Start Supplied records
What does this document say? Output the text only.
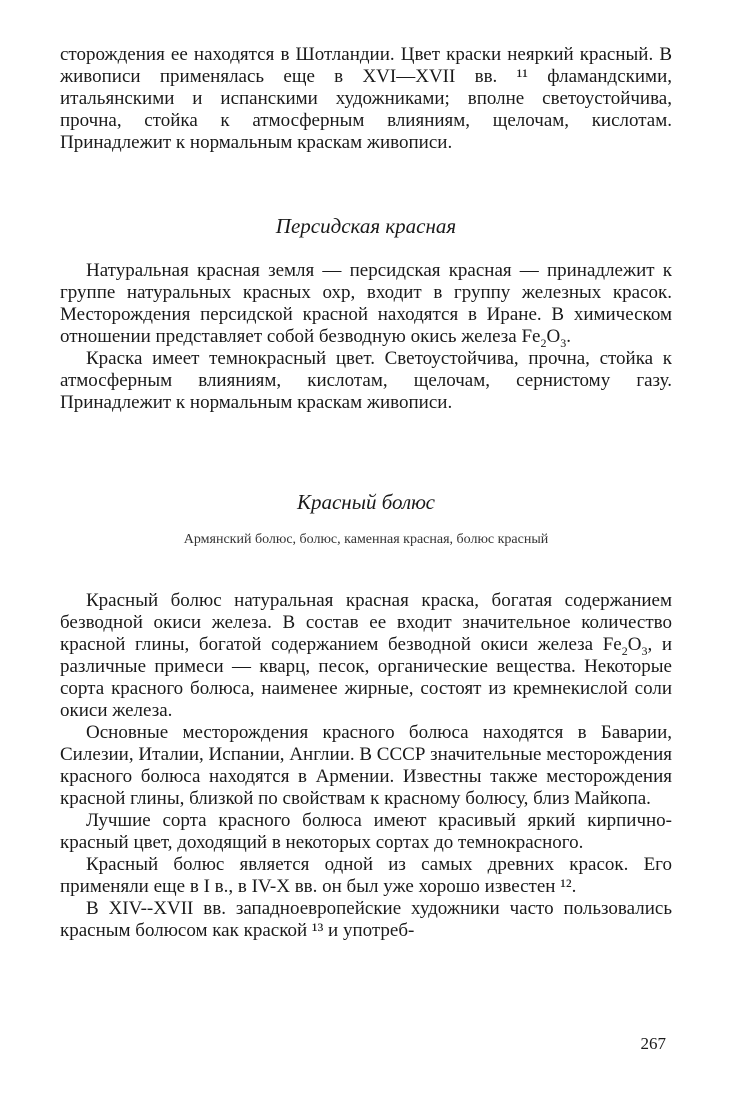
сторождения ее находятся в Шотландии. Цвет краски неяркий красный. В живописи применялась еще в XVI—XVII вв. ¹¹ фламандскими, итальянскими и испанскими художниками; вполне светоустойчива, прочна, стойка к атмосферным влияниям, щелочам, кислотам. Принадлежит к нормальным краскам живописи.

Персидская красная

Натуральная красная земля — персидская красная — принадлежит к группе натуральных красных охр, входит в группу железных красок. Месторождения персидской красной находятся в Иране. В химическом отношении представляет собой безводную окись железа $Fe_2O_3$.

Краска имеет темнокрасный цвет. Светоустойчива, прочна, стойка к атмосферным влияниям, кислотам, щелочам, сернистому газу. Принадлежит к нормальным краскам живописи.

Красный болюс
Армянский болюс, болюс, каменная красная, болюс красный

Красный болюс натуральная красная краска, богатая содержанием безводной окиси железа. В состав ее входит значительное количество красной глины, богатой содержанием безводной окиси железа $Fe_2O_3$, и различные примеси — кварц, песок, органические вещества. Некоторые сорта красного болюса, наименее жирные, состоят из кремнекислой соли окиси железа.

Основные месторождения красного болюса находятся в Баварии, Силезии, Италии, Испании, Англии. В СССР значительные месторождения красного болюса находятся в Армении. Известны также месторождения красной глины, близкой по свойствам к красному болюсу, близ Майкопа.

Лучшие сорта красного болюса имеют красивый яркий кирпично-красный цвет, доходящий в некоторых сортах до темнокрасного.

Красный болюс является одной из самых древних красок. Его применяли еще в I в., в IV-X вв. он был уже хорошо известен ¹².

В XIV--XVII вв. западноевропейские художники часто пользовались красным болюсом как краской ¹³ и употреб-

267
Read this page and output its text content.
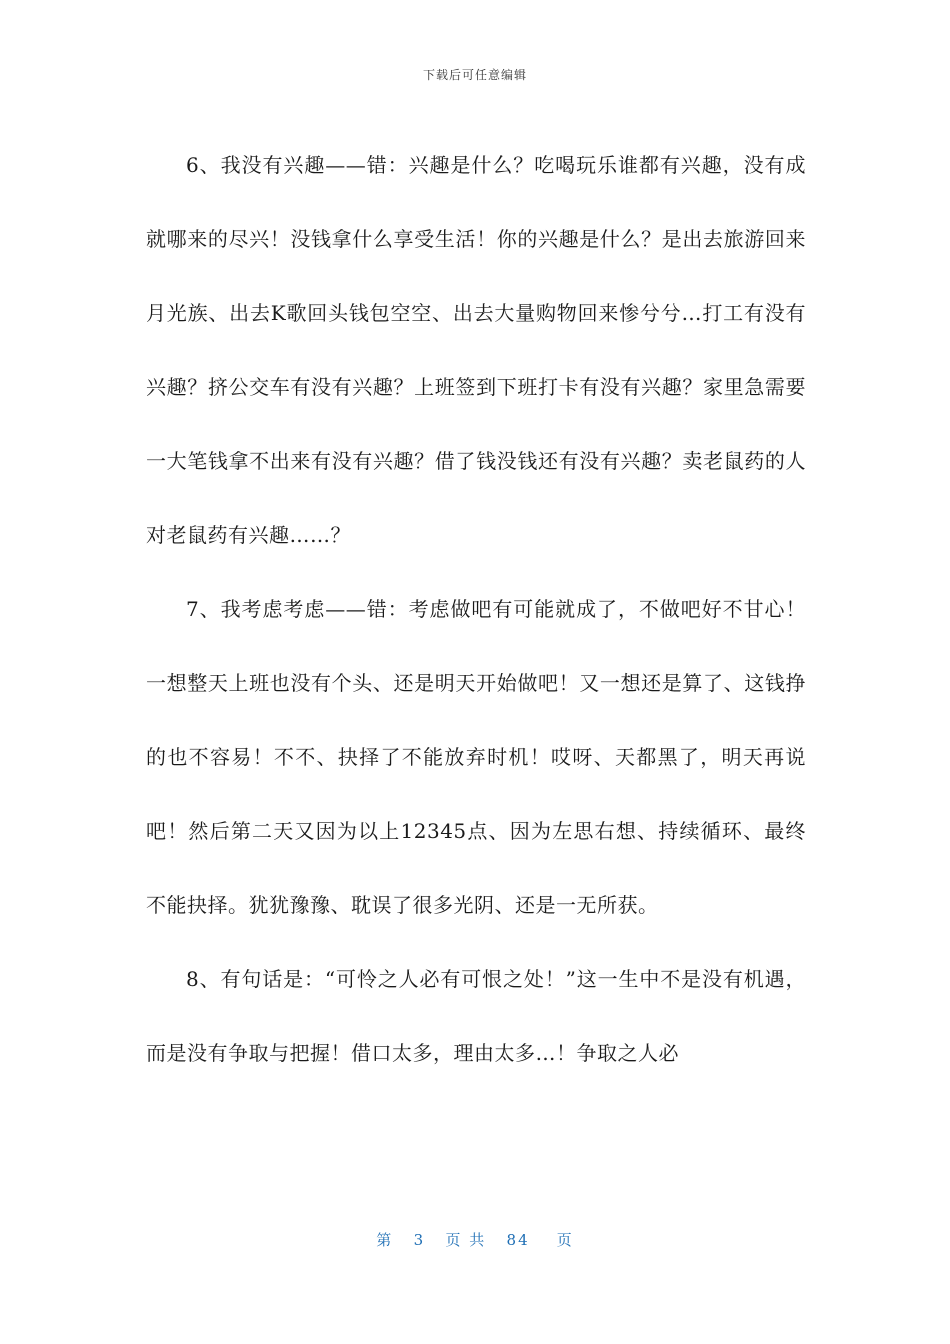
下载后可任意编辑

6、我没有兴趣——错：兴趣是什么？吃喝玩乐谁都有兴趣，没有成就哪来的尽兴！没钱拿什么享受生活！你的兴趣是什么？是出去旅游回来月光族、出去K歌回头钱包空空、出去大量购物回来惨兮兮…打工有没有兴趣？挤公交车有没有兴趣？上班签到下班打卡有没有兴趣？家里急需要一大笔钱拿不出来有没有兴趣？借了钱没钱还有没有兴趣？卖老鼠药的人对老鼠药有兴趣……？

7、我考虑考虑——错：考虑做吧有可能就成了，不做吧好不甘心！一想整天上班也没有个头、还是明天开始做吧！又一想还是算了、这钱挣的也不容易！不不、抉择了不能放弃时机！哎呀、天都黑了，明天再说吧！然后第二天又因为以上12345点、因为左思右想、持续循环、最终不能抉择。犹犹豫豫、耽误了很多光阴、还是一无所获。

8、有句话是：“可怜之人必有可恨之处！”这一生中不是没有机遇，而是没有争取与把握！借口太多，理由太多…！争取之人必

第 3 页 共 84 页
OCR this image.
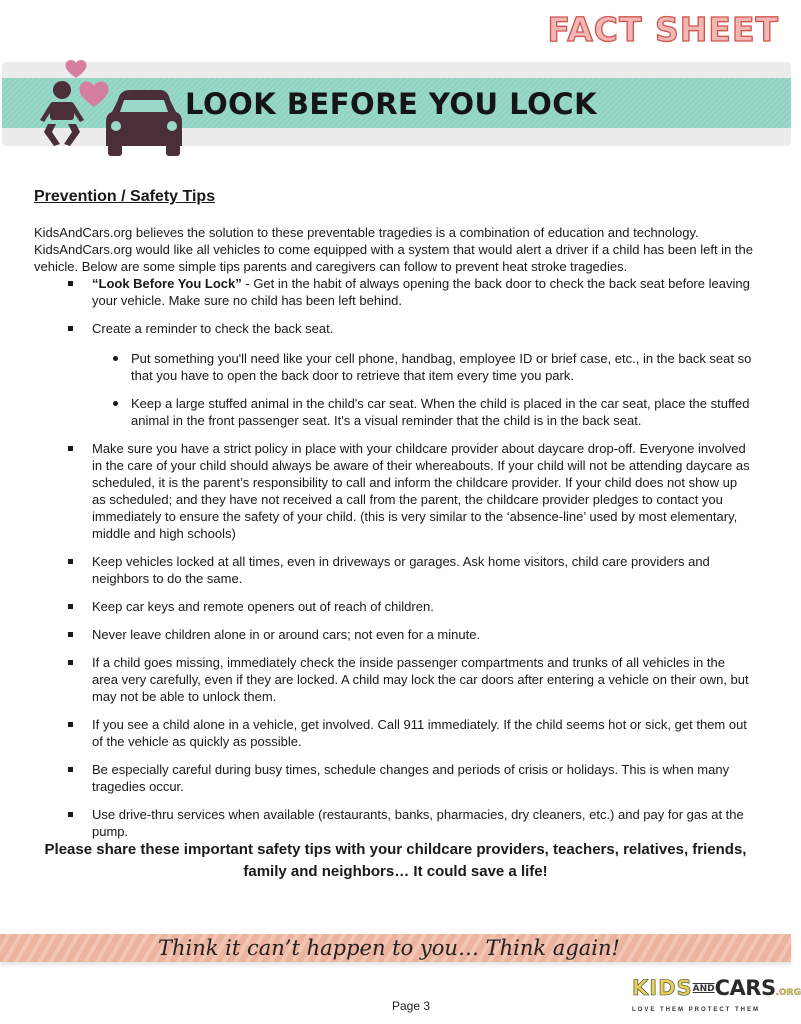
FACT SHEET
LOOK BEFORE YOU LOCK
Prevention / Safety Tips

KidsAndCars.org believes the solution to these preventable tragedies is a combination of education and technology. KidsAndCars.org would like all vehicles to come equipped with a system that would alert a driver if a child has been left in the vehicle. Below are some simple tips parents and caregivers can follow to prevent heat stroke tragedies.

“Look Before You Lock” - Get in the habit of always opening the back door to check the back seat before leaving your vehicle. Make sure no child has been left behind.
Create a reminder to check the back seat.
Put something you'll need like your cell phone, handbag, employee ID or brief case, etc., in the back seat so that you have to open the back door to retrieve that item every time you park.
Keep a large stuffed animal in the child's car seat. When the child is placed in the car seat, place the stuffed animal in the front passenger seat. It's a visual reminder that the child is in the back seat.
Make sure you have a strict policy in place with your childcare provider about daycare drop-off. Everyone involved in the care of your child should always be aware of their whereabouts. If your child will not be attending daycare as scheduled, it is the parent’s responsibility to call and inform the childcare provider. If your child does not show up as scheduled; and they have not received a call from the parent, the childcare provider pledges to contact you immediately to ensure the safety of your child. (this is very similar to the ‘absence-line’ used by most elementary, middle and high schools)
Keep vehicles locked at all times, even in driveways or garages. Ask home visitors, child care providers and neighbors to do the same.
Keep car keys and remote openers out of reach of children.
Never leave children alone in or around cars; not even for a minute.
If a child goes missing, immediately check the inside passenger compartments and trunks of all vehicles in the area very carefully, even if they are locked. A child may lock the car doors after entering a vehicle on their own, but may not be able to unlock them.
If you see a child alone in a vehicle, get involved. Call 911 immediately. If the child seems hot or sick, get them out of the vehicle as quickly as possible.
Be especially careful during busy times, schedule changes and periods of crisis or holidays. This is when many tragedies occur.
Use drive-thru services when available (restaurants, banks, pharmacies, dry cleaners, etc.) and pay for gas at the pump.
Please share these important safety tips with your childcare providers, teachers, relatives, friends, family and neighbors… It could save a life!
Think it can’t happen to you… Think again!
Page 3
KIDSANDCARS.ORG
LOVE THEM PROTECT THEM
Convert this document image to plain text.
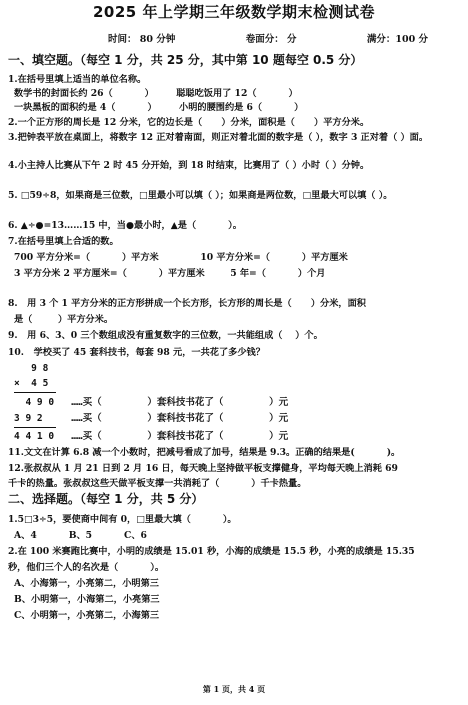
2025 年上学期三年级数学期末检测试卷
时间： 80 分钟	卷面分： 分	满分：100 分
一、填空题。（每空 1 分，共 25 分，其中第 10 题每空 0.5 分）
1.在括号里填上适当的单位名称。
数学书的封面长约 26（          ）       聪聪吃饭用了 12（          ）
一块黑板的面积约是 4（          ）       小明的腰围约是 6（          ）
2.一个正方形的周长是 12 分米，它的边长是（      ）分米，面积是（      ）平方分米。
3.把钟表平放在桌面上，将数字 12 正对着南面，则正对着北面的数字是（ ），数字 3 正对着（ ）面。
4.小主持人比赛从下午 2 时 45 分开始，到 18 时结束，比赛用了（ ）小时（ ）分钟。
5. □59÷8，如果商是三位数，□里最小可以填（ ）；如果商是两位数，□里最大可以填（ ）。
6. ▲÷●=13……15 中，当●最小时，▲是（          ）。
7.在括号里填上合适的数。
700 平方分米=（          ）平方米             10 平方分米=（          ）平方厘米
3 平方分米 2 平方厘米=（          ）平方厘米        5 年=（          ）个月
8.   用 3 个 1 平方分米的正方形拼成一个长方形，长方形的周长是（      ）分米，面积
是（        ）平方分米。
9.   用 6、3、0 三个数组成没有重复数字的三位数，一共能组成（    ）个。
10.   学校买了 45 套科技书，每套 98 元，一共花了多少钱？
9 8
×  4 5
4 9 0   ……买（        ）套科技书花了（        ）元
3 9 2     ……买（        ）套科技书花了（        ）元
4 4 1 0   ……买（        ）套科技书花了（        ）元
11.文文在计算 6.8 减一个小数时，把减号看成了加号，结果是 9.3。正确的结果是(          )。
12.张叔叔从 1 月 21 日到 2 月 16 日，每天晚上坚持做平板支撑健身，平均每天晚上消耗 69
千卡的热量。张叔叔这些天做平板支撑一共消耗了（          ）千卡热量。
二、选择题。（每空 1 分，共 5 分）
1.5□3÷5，要使商中间有 0，□里最大填（          ）。
A、4          B、5          C、6
2.在 100 米赛跑比赛中，小明的成绩是 15.01 秒，小海的成绩是 15.5 秒，小亮的成绩是 15.35
秒，他们三个人的名次是（          ）。
A、小海第一，小亮第二，小明第三
B、小明第一，小海第二，小亮第三
C、小明第一，小亮第二，小海第三
第 1 页，共 4 页
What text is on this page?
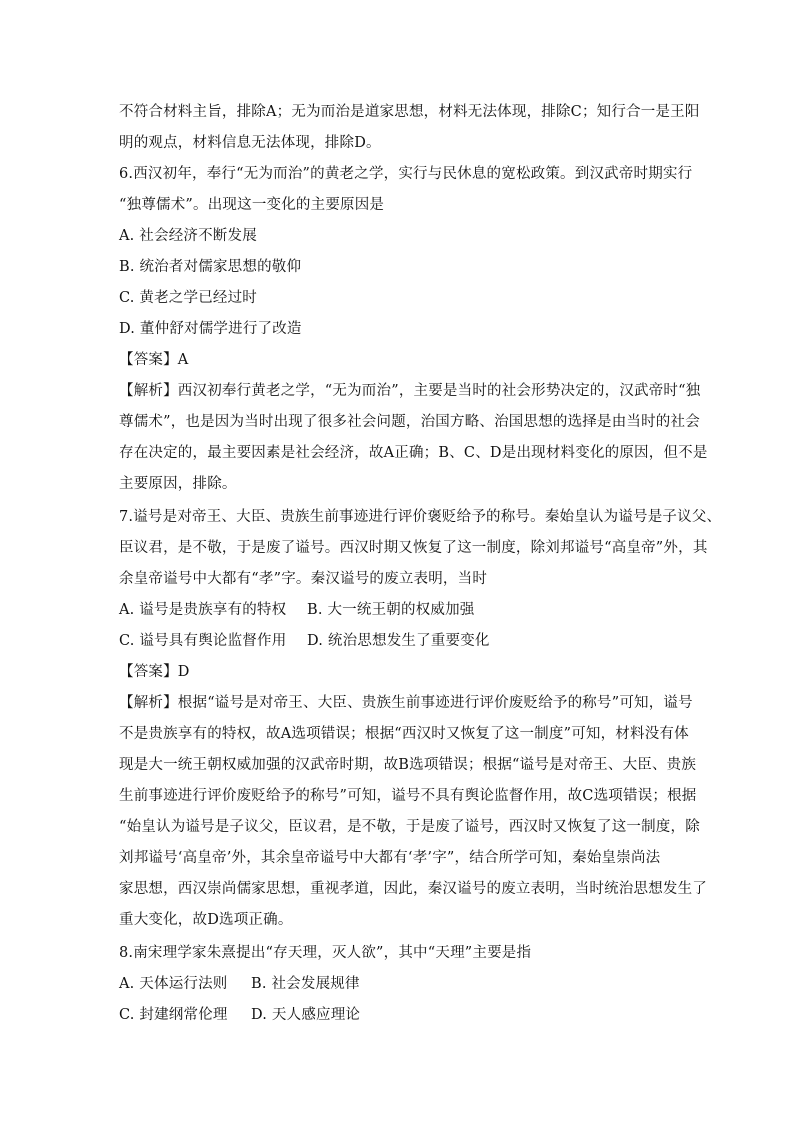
不符合材料主旨，排除A；无为而治是道家思想，材料无法体现，排除C；知行合一是王阳
明的观点，材料信息无法体现，排除D。
6.西汉初年，奉行“无为而治”的黄老之学，实行与民休息的宽松政策。到汉武帝时期实行
“独尊儒术”。出现这一变化的主要原因是
A. 社会经济不断发展
B. 统治者对儒家思想的敬仰
C. 黄老之学已经过时
D. 董仲舒对儒学进行了改造
【答案】A
【解析】西汉初奉行黄老之学，“无为而治”，主要是当时的社会形势决定的，汉武帝时“独
尊儒术”，也是因为当时出现了很多社会问题，治国方略、治国思想的选择是由当时的社会
存在决定的，最主要因素是社会经济，故A正确；B、C、D是出现材料变化的原因，但不是
主要原因，排除。
7.谥号是对帝王、大臣、贵族生前事迹进行评价褒贬给予的称号。秦始皇认为谥号是子议父、
臣议君，是不敬，于是废了谥号。西汉时期又恢复了这一制度，除刘邦谥号“高皇帝”外，其
余皇帝谥号中大都有“孝”字。秦汉谥号的废立表明，当时
A. 谥号是贵族享有的特权 B. 大一统王朝的权威加强
C. 谥号具有舆论监督作用 D. 统治思想发生了重要变化
【答案】D
【解析】根据“谥号是对帝王、大臣、贵族生前事迹进行评价废贬给予的称号”可知，谥号
不是贵族享有的特权，故A选项错误；根据“西汉时又恢复了这一制度”可知，材料没有体
现是大一统王朝权威加强的汉武帝时期，故B选项错误；根据“谥号是对帝王、大臣、贵族
生前事迹进行评价废贬给予的称号”可知，谥号不具有舆论监督作用，故C选项错误；根据
“始皇认为谥号是子议父，臣议君，是不敬，于是废了谥号，西汉时又恢复了这一制度，除
刘邦谥号‘高皇帝’外，其余皇帝谥号中大都有‘孝’字”，结合所学可知，秦始皇崇尚法
家思想，西汉崇尚儒家思想，重视孝道，因此，秦汉谥号的废立表明，当时统治思想发生了
重大变化，故D选项正确。
8.南宋理学家朱熹提出“存天理，灭人欲”，其中“天理”主要是指
A. 天体运行法则 B. 社会发展规律
C. 封建纲常伦理 D. 天人感应理论
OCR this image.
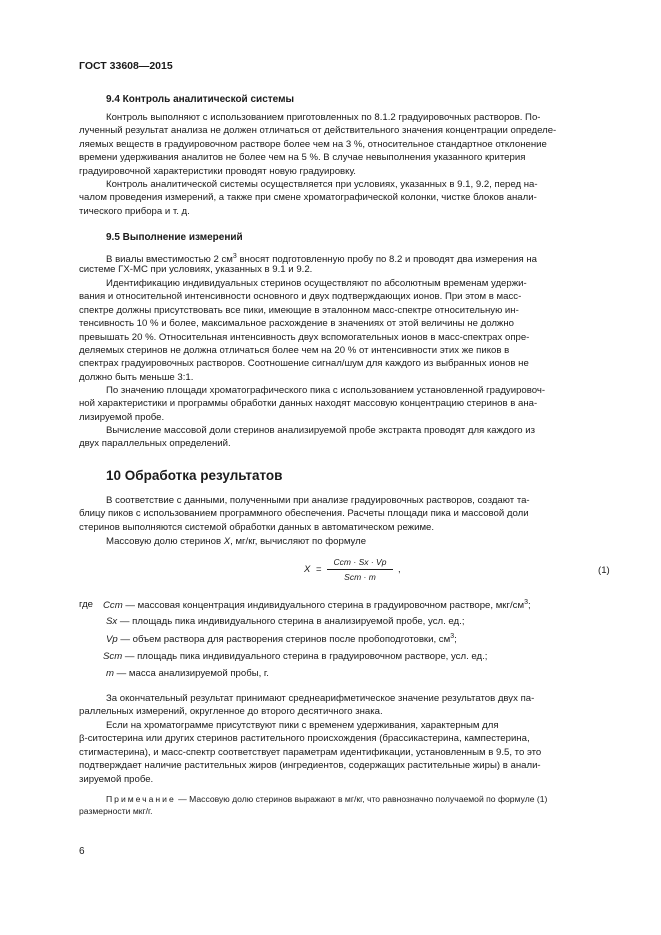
ГОСТ 33608—2015
9.4 Контроль аналитической системы
Контроль выполняют с использованием приготовленных по 8.1.2 градуировочных растворов. По-
лученный результат анализа не должен отличаться от действительного значения концентрации определе-
ляемых веществ в градуировочном растворе более чем на 3 %, относительное стандартное отклонение
времени удерживания аналитов не более чем на 5 %. В случае невыполнения указанного критерия
градуировочной характеристики проводят новую градуировку.
Контроль аналитической системы осуществляется при условиях, указанных в 9.1, 9.2, перед на-
чалом проведения измерений, а также при смене хроматографической колонки, чистке блоков анали-
тического прибора и т. д.
9.5 Выполнение измерений
В виалы вместимостью 2 $см^3$ вносят подготовленную пробу по 8.2 и проводят два измерения на
системе ГХ-МС при условиях, указанных в 9.1 и 9.2.
Идентификацию индивидуальных стеринов осуществляют по абсолютным временам удержи-
вания и относительной интенсивности основного и двух подтверждающих ионов. При этом в масс-
спектре должны присутствовать все пики, имеющие в эталонном масс-спектре относительную ин-
тенсивность 10 % и более, максимальное расхождение в значениях от этой величины не должно
превышать 20 %. Относительная интенсивность двух вспомогательных ионов в масс-спектрах опре-
деляемых стеринов не должна отличаться более чем на 20 % от интенсивности этих же пиков в
спектрах градуировочных растворов. Соотношение сигнал/шум для каждого из выбранных ионов не
должно быть меньше 3:1.
По значению площади хроматографического пика с использованием установленной градуировоч-
ной характеристики и программы обработки данных находят массовую концентрацию стеринов в ана-
лизируемой пробе.
Вычисление массовой доли стеринов анализируемой пробе экстракта проводят для каждого из
двух параллельных определений.
10 Обработка результатов
В соответствие с данными, полученными при анализе градуировочных растворов, создают та-
блицу пиков с использованием программного обеспечения. Расчеты площади пика и массовой доли
стеринов выполняются системой обработки данных в автоматическом режиме.
Массовую долю стеринов X, мг/кг, вычисляют по формуле
X =
Cст · Sх · Vр
Sст · m
,	(1)
где Cст — массовая концентрация индивидуального стерина в градуировочном растворе, мкг/$см^3$;
Sх — площадь пика индивидуального стерина в анализируемой пробе, усл. ед.;
Vр — объем раствора для растворения стеринов после пробоподготовки, $см^3$;
Sст — площадь пика индивидуального стерина в градуировочном растворе, усл. ед.;
m — масса анализируемой пробы, г.
За окончательный результат принимают среднеарифметическое значение результатов двух па-
раллельных измерений, округленное до второго десятичного знака.
Если на хроматограмме присутствуют пики с временем удерживания, характерным для
β-ситостерина или других стеринов растительного происхождения (брассикастерина, кампестерина,
стигмастерина), и масс-спектр соответствует параметрам идентификации, установленным в 9.5, то это
подтверждает наличие растительных жиров (ингредиентов, содержащих растительные жиры) в анали-
зируемой пробе.
Примечание — Массовую долю стеринов выражают в мг/кг, что равнозначно получаемой по формуле (1)
размерности мкг/г.
6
End Supplied records
Direction
Identify the lines in the entries that hold "ионов" and return each one.

Solution to this problem
вания и относительной интенсивности основного и двух подтверждающих ионов. При этом в масс-
превышать 20 %. Относительная интенсивность двух вспомогательных ионов в масс-спектрах опре-
спектрах градуировочных растворов. Соотношение сигнал/шум для каждого из выбранных ионов не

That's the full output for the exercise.